# What to feed a pregnant cat.



## PeaceLoveRescue (Feb 15, 2008)

Since Penny is here until she gets into the vets I came to notice I have no idea how to care for a pregnant cat. I've never been around anything pregnant (save for when my mother was pregnant with my brother but I was 8 then, didn't pay much attention) and so do I need to feed Penny differently then I would any other cat? More meals during the day, a certain type of food? I'd really like to bath her as well, she is cleaning herself consatntly in her "area" but she smells like a litter box probably from her accident in her carrier but don't want to stress her out with a bath. Should I just leave her be on that as well? Are there signs I should I watching for that will give me warning on when she will be going into labor? I'm really at loss with all of this.


----------



## Sol (Feb 20, 2003)

Wht does she eat now? If she eats dry food you should switch to a kitten food. If she's fed wet food of good quality you only have to feed her more often.


----------



## Megan1216 (Nov 28, 2004)

http://moggycat13.tripod.com/id85.html
http://cats.about.com/od/faqspregnancya ... rqueen.htm 
http://www.petcaretips.net/pregnant_cat.html 
http://www.cat-pregnancy-report.com/
http://answers.yahoo.com/question/index ... 921AAQkkuo 


Good luck!


----------

* * *

[EXERCISE]
Can you quote the thread about feeding a pregnant cat word for word, between "Since Penny is" and "all of this.", inclusive?

[THE DATA]
* * *

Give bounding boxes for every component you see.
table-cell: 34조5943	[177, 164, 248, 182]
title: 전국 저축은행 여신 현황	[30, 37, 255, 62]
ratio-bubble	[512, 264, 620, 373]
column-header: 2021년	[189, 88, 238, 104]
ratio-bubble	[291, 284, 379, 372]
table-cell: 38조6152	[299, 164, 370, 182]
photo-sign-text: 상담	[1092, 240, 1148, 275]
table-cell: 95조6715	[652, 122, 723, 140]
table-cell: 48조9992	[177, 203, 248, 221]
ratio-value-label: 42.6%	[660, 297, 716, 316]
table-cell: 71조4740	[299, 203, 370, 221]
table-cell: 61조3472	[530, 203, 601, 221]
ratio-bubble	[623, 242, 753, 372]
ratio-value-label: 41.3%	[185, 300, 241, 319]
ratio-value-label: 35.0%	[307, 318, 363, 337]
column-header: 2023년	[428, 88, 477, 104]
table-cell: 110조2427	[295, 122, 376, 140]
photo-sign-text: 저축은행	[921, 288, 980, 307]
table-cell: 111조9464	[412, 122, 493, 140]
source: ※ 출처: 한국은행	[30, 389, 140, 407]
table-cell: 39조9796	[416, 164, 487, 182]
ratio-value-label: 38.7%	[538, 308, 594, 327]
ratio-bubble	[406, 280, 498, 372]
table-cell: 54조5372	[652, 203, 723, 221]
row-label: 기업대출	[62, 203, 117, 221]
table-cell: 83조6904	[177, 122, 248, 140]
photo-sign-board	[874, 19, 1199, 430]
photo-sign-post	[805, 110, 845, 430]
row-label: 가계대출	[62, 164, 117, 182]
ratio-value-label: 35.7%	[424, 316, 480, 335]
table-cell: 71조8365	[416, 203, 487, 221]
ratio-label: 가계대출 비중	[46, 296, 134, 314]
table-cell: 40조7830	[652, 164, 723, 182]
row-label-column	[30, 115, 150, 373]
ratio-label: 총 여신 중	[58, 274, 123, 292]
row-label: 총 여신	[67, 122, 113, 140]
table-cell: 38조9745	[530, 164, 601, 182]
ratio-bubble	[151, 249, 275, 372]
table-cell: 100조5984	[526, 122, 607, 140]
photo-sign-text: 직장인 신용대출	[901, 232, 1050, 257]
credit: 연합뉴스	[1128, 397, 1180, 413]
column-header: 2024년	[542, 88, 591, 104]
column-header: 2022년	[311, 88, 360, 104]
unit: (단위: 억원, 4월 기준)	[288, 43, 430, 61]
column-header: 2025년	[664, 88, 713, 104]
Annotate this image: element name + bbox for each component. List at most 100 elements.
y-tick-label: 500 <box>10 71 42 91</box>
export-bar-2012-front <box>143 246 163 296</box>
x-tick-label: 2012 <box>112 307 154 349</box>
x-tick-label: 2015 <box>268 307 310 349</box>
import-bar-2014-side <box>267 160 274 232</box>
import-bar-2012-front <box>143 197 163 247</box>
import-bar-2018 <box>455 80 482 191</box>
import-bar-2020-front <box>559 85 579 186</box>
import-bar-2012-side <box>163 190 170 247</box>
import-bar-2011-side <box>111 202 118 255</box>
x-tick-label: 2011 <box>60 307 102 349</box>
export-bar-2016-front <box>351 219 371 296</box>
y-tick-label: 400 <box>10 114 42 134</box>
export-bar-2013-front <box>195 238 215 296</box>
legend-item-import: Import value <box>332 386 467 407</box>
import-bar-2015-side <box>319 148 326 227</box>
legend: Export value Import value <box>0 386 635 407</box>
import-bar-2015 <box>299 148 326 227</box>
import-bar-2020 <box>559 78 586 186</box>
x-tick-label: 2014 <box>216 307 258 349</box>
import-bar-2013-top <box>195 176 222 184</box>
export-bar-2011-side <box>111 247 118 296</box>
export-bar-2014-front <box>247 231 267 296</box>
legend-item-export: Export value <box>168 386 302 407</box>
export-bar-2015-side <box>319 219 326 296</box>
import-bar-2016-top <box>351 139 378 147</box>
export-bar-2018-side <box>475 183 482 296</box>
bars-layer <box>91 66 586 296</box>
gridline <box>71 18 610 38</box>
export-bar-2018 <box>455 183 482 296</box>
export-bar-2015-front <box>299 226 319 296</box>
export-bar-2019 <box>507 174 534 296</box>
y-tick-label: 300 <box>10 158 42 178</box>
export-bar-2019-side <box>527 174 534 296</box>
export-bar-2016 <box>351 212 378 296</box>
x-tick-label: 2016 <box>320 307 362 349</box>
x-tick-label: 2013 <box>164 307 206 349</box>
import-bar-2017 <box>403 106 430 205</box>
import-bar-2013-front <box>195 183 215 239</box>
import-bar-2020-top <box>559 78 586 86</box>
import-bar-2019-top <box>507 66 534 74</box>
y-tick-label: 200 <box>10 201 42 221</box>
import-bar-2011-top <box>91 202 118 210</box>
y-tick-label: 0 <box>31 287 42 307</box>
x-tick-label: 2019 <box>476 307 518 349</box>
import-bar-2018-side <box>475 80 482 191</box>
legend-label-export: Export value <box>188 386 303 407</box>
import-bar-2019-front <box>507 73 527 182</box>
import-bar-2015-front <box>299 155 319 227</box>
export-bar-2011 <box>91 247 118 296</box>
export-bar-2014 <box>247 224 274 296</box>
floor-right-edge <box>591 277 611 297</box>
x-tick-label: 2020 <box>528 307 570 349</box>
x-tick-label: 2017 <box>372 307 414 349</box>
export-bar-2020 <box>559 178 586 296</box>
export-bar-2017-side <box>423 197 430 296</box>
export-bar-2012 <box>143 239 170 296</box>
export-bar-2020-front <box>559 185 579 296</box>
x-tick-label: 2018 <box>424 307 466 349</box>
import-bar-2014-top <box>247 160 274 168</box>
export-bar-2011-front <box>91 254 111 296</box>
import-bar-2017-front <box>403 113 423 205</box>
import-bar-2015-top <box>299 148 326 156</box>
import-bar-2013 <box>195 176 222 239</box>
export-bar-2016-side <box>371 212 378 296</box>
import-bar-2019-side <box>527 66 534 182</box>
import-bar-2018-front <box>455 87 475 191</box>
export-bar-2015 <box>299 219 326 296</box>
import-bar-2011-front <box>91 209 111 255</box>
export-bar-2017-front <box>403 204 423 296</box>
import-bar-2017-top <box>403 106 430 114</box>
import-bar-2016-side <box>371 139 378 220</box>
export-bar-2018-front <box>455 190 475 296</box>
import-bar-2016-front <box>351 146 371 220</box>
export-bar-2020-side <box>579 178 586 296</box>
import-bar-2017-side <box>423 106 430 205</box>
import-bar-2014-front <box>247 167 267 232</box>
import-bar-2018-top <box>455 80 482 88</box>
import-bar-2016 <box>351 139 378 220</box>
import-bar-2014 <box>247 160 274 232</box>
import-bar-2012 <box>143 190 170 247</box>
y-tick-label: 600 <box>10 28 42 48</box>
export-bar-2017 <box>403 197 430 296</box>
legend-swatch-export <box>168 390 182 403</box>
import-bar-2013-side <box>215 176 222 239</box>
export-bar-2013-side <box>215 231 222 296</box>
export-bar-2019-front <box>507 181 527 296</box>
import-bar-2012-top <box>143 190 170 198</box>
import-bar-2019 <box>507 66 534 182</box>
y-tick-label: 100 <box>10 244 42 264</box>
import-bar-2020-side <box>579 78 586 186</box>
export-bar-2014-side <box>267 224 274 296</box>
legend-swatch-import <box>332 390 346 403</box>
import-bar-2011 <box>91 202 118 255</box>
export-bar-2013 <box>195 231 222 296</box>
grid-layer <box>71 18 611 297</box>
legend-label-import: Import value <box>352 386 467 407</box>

* * *

[REPLY]
Since Penny is here until she gets into the vets I came to notice I have no idea how to care for a pregnant cat. I've never been around anything pregnant (save for when my mother was pregnant with my brother but I was 8 then, didn't pay much attention) and so do I need to feed Penny differently then I would any other cat? More meals during the day, a certain type of food? I'd really like to bath her as well, she is cleaning herself consatntly in her "area" but she smells like a litter box probably from her accident in her carrier but don't want to stress her out with a bath. Should I just leave her be on that as well? Are there signs I should I watching for that will give me warning on when she will be going into labor? I'm really at loss with all of this.